(Figure dataset records)
---

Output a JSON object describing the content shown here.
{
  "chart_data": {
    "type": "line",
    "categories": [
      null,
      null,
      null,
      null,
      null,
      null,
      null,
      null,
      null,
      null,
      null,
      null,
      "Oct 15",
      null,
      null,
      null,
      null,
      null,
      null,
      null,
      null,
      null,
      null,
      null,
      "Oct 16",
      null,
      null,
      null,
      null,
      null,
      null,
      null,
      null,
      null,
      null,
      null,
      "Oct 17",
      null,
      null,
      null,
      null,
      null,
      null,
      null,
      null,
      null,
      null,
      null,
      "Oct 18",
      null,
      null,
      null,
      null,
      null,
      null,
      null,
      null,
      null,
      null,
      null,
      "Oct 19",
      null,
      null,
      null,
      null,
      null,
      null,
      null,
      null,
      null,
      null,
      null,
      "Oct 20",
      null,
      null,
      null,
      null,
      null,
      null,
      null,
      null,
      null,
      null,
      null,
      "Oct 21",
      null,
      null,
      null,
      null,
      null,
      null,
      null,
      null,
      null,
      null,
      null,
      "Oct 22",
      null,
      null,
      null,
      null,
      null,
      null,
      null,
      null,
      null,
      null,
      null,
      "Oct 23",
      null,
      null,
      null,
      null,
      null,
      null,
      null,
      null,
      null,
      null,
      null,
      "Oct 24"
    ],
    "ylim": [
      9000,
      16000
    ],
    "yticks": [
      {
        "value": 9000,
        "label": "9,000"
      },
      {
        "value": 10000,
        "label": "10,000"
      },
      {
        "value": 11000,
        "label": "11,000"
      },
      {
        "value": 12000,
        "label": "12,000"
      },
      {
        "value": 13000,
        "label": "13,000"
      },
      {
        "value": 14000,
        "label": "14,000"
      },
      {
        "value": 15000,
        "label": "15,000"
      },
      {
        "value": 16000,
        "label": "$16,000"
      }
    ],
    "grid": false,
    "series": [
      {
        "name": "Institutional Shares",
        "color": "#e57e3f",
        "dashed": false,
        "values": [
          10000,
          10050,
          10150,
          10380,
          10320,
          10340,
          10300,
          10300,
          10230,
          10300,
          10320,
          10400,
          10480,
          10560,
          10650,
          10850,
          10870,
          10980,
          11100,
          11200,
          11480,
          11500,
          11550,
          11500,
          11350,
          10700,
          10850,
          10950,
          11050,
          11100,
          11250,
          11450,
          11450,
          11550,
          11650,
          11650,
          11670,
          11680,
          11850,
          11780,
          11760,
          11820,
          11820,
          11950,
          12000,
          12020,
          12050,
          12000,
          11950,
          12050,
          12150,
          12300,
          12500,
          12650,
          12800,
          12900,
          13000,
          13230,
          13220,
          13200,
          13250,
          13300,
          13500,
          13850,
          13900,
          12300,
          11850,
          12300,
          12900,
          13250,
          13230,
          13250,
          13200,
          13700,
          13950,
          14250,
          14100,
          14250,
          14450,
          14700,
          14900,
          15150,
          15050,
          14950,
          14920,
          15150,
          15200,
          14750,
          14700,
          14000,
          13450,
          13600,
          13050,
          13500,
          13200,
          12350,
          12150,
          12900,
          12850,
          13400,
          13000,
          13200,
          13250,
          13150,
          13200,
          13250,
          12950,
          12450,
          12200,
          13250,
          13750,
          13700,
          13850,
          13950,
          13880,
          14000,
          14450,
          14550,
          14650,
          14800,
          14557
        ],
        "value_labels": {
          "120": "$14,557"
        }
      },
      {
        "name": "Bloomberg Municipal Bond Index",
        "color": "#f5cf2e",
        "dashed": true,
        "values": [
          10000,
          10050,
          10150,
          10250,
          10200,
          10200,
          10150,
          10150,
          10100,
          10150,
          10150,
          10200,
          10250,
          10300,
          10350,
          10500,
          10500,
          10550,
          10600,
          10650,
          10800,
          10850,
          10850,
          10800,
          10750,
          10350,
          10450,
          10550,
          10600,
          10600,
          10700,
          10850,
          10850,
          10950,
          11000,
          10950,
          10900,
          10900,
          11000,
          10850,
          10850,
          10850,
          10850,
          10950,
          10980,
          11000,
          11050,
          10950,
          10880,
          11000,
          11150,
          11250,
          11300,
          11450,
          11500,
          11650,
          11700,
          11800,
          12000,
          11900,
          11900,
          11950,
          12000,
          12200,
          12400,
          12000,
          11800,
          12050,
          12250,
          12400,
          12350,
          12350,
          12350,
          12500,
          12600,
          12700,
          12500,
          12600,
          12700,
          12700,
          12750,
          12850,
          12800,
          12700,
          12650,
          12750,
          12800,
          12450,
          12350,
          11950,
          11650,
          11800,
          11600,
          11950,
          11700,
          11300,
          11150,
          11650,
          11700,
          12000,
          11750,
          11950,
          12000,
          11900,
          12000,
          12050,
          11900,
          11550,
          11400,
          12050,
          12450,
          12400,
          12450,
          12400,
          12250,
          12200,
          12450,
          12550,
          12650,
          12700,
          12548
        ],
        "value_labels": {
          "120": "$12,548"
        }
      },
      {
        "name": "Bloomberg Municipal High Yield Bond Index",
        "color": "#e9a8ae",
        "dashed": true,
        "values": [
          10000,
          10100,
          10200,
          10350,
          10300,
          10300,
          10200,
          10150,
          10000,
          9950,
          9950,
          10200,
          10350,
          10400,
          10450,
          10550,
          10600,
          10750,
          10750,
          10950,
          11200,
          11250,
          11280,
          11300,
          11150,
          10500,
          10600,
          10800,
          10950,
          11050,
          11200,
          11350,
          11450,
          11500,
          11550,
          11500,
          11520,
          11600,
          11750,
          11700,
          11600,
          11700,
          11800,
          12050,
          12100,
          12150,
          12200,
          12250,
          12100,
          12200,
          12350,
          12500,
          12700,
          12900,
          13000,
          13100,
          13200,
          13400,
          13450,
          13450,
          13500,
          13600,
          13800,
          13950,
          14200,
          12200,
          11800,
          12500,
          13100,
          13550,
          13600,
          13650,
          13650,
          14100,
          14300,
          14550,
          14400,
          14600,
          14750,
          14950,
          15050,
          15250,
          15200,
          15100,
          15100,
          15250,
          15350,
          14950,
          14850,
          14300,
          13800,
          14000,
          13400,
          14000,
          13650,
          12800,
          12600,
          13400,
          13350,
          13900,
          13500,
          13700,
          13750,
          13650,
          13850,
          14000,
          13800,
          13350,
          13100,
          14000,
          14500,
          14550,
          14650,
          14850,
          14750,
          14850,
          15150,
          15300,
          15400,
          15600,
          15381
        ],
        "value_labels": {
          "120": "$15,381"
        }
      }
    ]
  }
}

---

== REQUIREMENT ==
Write out every entry above, word for word.

== ANSWER TO THIS EXERCISE ==
Output a JSON object describing the content shown here.
{
  "chart_data": {
    "type": "line",
    "categories": [
      null,
      null,
      null,
      null,
      null,
      null,
      null,
      null,
      null,
      null,
      null,
      null,
      "Oct 15",
      null,
      null,
      null,
      null,
      null,
      null,
      null,
      null,
      null,
      null,
      null,
      "Oct 16",
      null,
      null,
      null,
      null,
      null,
      null,
      null,
      null,
      null,
      null,
      null,
      "Oct 17",
      null,
      null,
      null,
      null,
      null,
      null,
      null,
      null,
      null,
      null,
      null,
      "Oct 18",
      null,
      null,
      null,
      null,
      null,
      null,
      null,
      null,
      null,
      null,
      null,
      "Oct 19",
      null,
      null,
      null,
      null,
      null,
      null,
      null,
      null,
      null,
      null,
      null,
      "Oct 20",
      null,
      null,
      null,
      null,
      null,
      null,
      null,
      null,
      null,
      null,
      null,
      "Oct 21",
      null,
      null,
      null,
      null,
      null,
      null,
      null,
      null,
      null,
      null,
      null,
      "Oct 22",
      null,
      null,
      null,
      null,
      null,
      null,
      null,
      null,
      null,
      null,
      null,
      "Oct 23",
      null,
      null,
      null,
      null,
      null,
      null,
      null,
      null,
      null,
      null,
      null,
      "Oct 24"
    ],
    "ylim": [
      9000,
      16000
    ],
    "yticks": [
      {
        "value": 9000,
        "label": "9,000"
      },
      {
        "value": 10000,
        "label": "10,000"
      },
      {
        "value": 11000,
        "label": "11,000"
      },
      {
        "value": 12000,
        "label": "12,000"
      },
      {
        "value": 13000,
        "label": "13,000"
      },
      {
        "value": 14000,
        "label": "14,000"
      },
      {
        "value": 15000,
        "label": "15,000"
      },
      {
        "value": 16000,
        "label": "$16,000"
      }
    ],
    "grid": false,
    "series": [
      {
        "name": "Institutional Shares",
        "color": "#e57e3f",
        "dashed": false,
        "values": [
          10000,
          10050,
          10150,
          10380,
          10320,
          10340,
          10300,
          10300,
          10230,
          10300,
          10320,
          10400,
          10480,
          10560,
          10650,
          10850,
          10870,
          10980,
          11100,
          11200,
          11480,
          11500,
          11550,
          11500,
          11350,
          10700,
          10850,
          10950,
          11050,
          11100,
          11250,
          11450,
          11450,
          11550,
          11650,
          11650,
          11670,
          11680,
          11850,
          11780,
          11760,
          11820,
          11820,
          11950,
          12000,
          12020,
          12050,
          12000,
          11950,
          12050,
          12150,
          12300,
          12500,
          12650,
          12800,
          12900,
          13000,
          13230,
          13220,
          13200,
          13250,
          13300,
          13500,
          13850,
          13900,
          12300,
          11850,
          12300,
          12900,
          13250,
          13230,
          13250,
          13200,
          13700,
          13950,
          14250,
          14100,
          14250,
          14450,
          14700,
          14900,
          15150,
          15050,
          14950,
          14920,
          15150,
          15200,
          14750,
          14700,
          14000,
          13450,
          13600,
          13050,
          13500,
          13200,
          12350,
          12150,
          12900,
          12850,
          13400,
          13000,
          13200,
          13250,
          13150,
          13200,
          13250,
          12950,
          12450,
          12200,
          13250,
          13750,
          13700,
          13850,
          13950,
          13880,
          14000,
          14450,
          14550,
          14650,
          14800,
          14557
        ],
        "value_labels": {
          "120": "$14,557"
        }
      },
      {
        "name": "Bloomberg Municipal Bond Index",
        "color": "#f5cf2e",
        "dashed": true,
        "values": [
          10000,
          10050,
          10150,
          10250,
          10200,
          10200,
          10150,
          10150,
          10100,
          10150,
          10150,
          10200,
          10250,
          10300,
          10350,
          10500,
          10500,
          10550,
          10600,
          10650,
          10800,
          10850,
          10850,
          10800,
          10750,
          10350,
          10450,
          10550,
          10600,
          10600,
          10700,
          10850,
          10850,
          10950,
          11000,
          10950,
          10900,
          10900,
          11000,
          10850,
          10850,
          10850,
          10850,
          10950,
          10980,
          11000,
          11050,
          10950,
          10880,
          11000,
          11150,
          11250,
          11300,
          11450,
          11500,
          11650,
          11700,
          11800,
          12000,
          11900,
          11900,
          11950,
          12000,
          12200,
          12400,
          12000,
          11800,
          12050,
          12250,
          12400,
          12350,
          12350,
          12350,
          12500,
          12600,
          12700,
          12500,
          12600,
          12700,
          12700,
          12750,
          12850,
          12800,
          12700,
          12650,
          12750,
          12800,
          12450,
          12350,
          11950,
          11650,
          11800,
          11600,
          11950,
          11700,
          11300,
          11150,
          11650,
          11700,
          12000,
          11750,
          11950,
          12000,
          11900,
          12000,
          12050,
          11900,
          11550,
          11400,
          12050,
          12450,
          12400,
          12450,
          12400,
          12250,
          12200,
          12450,
          12550,
          12650,
          12700,
          12548
        ],
        "value_labels": {
          "120": "$12,548"
        }
      },
      {
        "name": "Bloomberg Municipal High Yield Bond Index",
        "color": "#e9a8ae",
        "dashed": true,
        "values": [
          10000,
          10100,
          10200,
          10350,
          10300,
          10300,
          10200,
          10150,
          10000,
          9950,
          9950,
          10200,
          10350,
          10400,
          10450,
          10550,
          10600,
          10750,
          10750,
          10950,
          11200,
          11250,
          11280,
          11300,
          11150,
          10500,
          10600,
          10800,
          10950,
          11050,
          11200,
          11350,
          11450,
          11500,
          11550,
          11500,
          11520,
          11600,
          11750,
          11700,
          11600,
          11700,
          11800,
          12050,
          12100,
          12150,
          12200,
          12250,
          12100,
          12200,
          12350,
          12500,
          12700,
          12900,
          13000,
          13100,
          13200,
          13400,
          13450,
          13450,
          13500,
          13600,
          13800,
          13950,
          14200,
          12200,
          11800,
          12500,
          13100,
          13550,
          13600,
          13650,
          13650,
          14100,
          14300,
          14550,
          14400,
          14600,
          14750,
          14950,
          15050,
          15250,
          15200,
          15100,
          15100,
          15250,
          15350,
          14950,
          14850,
          14300,
          13800,
          14000,
          13400,
          14000,
          13650,
          12800,
          12600,
          13400,
          13350,
          13900,
          13500,
          13700,
          13750,
          13650,
          13850,
          14000,
          13800,
          13350,
          13100,
          14000,
          14500,
          14550,
          14650,
          14850,
          14750,
          14850,
          15150,
          15300,
          15400,
          15600,
          15381
        ],
        "value_labels": {
          "120": "$15,381"
        }
      }
    ]
  }
}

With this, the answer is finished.